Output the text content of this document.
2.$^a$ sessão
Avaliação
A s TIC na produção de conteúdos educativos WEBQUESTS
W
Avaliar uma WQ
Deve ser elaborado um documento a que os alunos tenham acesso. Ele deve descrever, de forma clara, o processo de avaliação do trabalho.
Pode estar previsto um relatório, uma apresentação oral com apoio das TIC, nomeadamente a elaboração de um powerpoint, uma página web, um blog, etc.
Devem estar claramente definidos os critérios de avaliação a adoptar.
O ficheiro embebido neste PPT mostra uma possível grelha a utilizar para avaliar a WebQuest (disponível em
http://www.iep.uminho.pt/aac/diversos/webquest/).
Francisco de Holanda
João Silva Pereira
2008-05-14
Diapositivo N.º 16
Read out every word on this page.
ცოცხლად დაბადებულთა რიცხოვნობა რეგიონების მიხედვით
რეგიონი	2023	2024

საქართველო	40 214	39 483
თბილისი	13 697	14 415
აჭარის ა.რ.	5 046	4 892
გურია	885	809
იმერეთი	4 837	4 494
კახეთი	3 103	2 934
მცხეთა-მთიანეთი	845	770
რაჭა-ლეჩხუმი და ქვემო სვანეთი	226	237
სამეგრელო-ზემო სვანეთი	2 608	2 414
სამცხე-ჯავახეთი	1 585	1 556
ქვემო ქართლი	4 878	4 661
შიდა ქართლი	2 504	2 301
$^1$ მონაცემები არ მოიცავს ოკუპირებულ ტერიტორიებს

### Given task:
Write out the full listing exactly as given.

### Written response:
Output the text content of this document.
2.$^a$ sessão
Avaliação
A s TIC na produção de conteúdos educativos WEBQUESTS
W
Avaliar uma WQ
Deve ser elaborado um documento a que os alunos tenham acesso. Ele deve descrever, de forma clara, o processo de avaliação do trabalho.
Pode estar previsto um relatório, uma apresentação oral com apoio das TIC, nomeadamente a elaboração de um powerpoint, uma página web, um blog, etc.
Devem estar claramente definidos os critérios de avaliação a adoptar.
O ficheiro embebido neste PPT mostra uma possível grelha a utilizar para avaliar a WebQuest (disponível em
http://www.iep.uminho.pt/aac/diversos/webquest/).
Francisco de Holanda
João Silva Pereira
2008-05-14
Diapositivo N.º 16
Read out every word on this page.
ცოცხლად დაბადებულთა რიცხოვნობა რეგიონების მიხედვით
რეგიონი	2023	2024

საქართველო	40 214	39 483
თბილისი	13 697	14 415
აჭარის ა.რ.	5 046	4 892
გურია	885	809
იმერეთი	4 837	4 494
კახეთი	3 103	2 934
მცხეთა-მთიანეთი	845	770
რაჭა-ლეჩხუმი და ქვემო სვანეთი	226	237
სამეგრელო-ზემო სვანეთი	2 608	2 414
სამცხე-ჯავახეთი	1 585	1 556
ქვემო ქართლი	4 878	4 661
შიდა ქართლი	2 504	2 301
$^1$ მონაცემები არ მოიცავს ოკუპირებულ ტერიტორიებს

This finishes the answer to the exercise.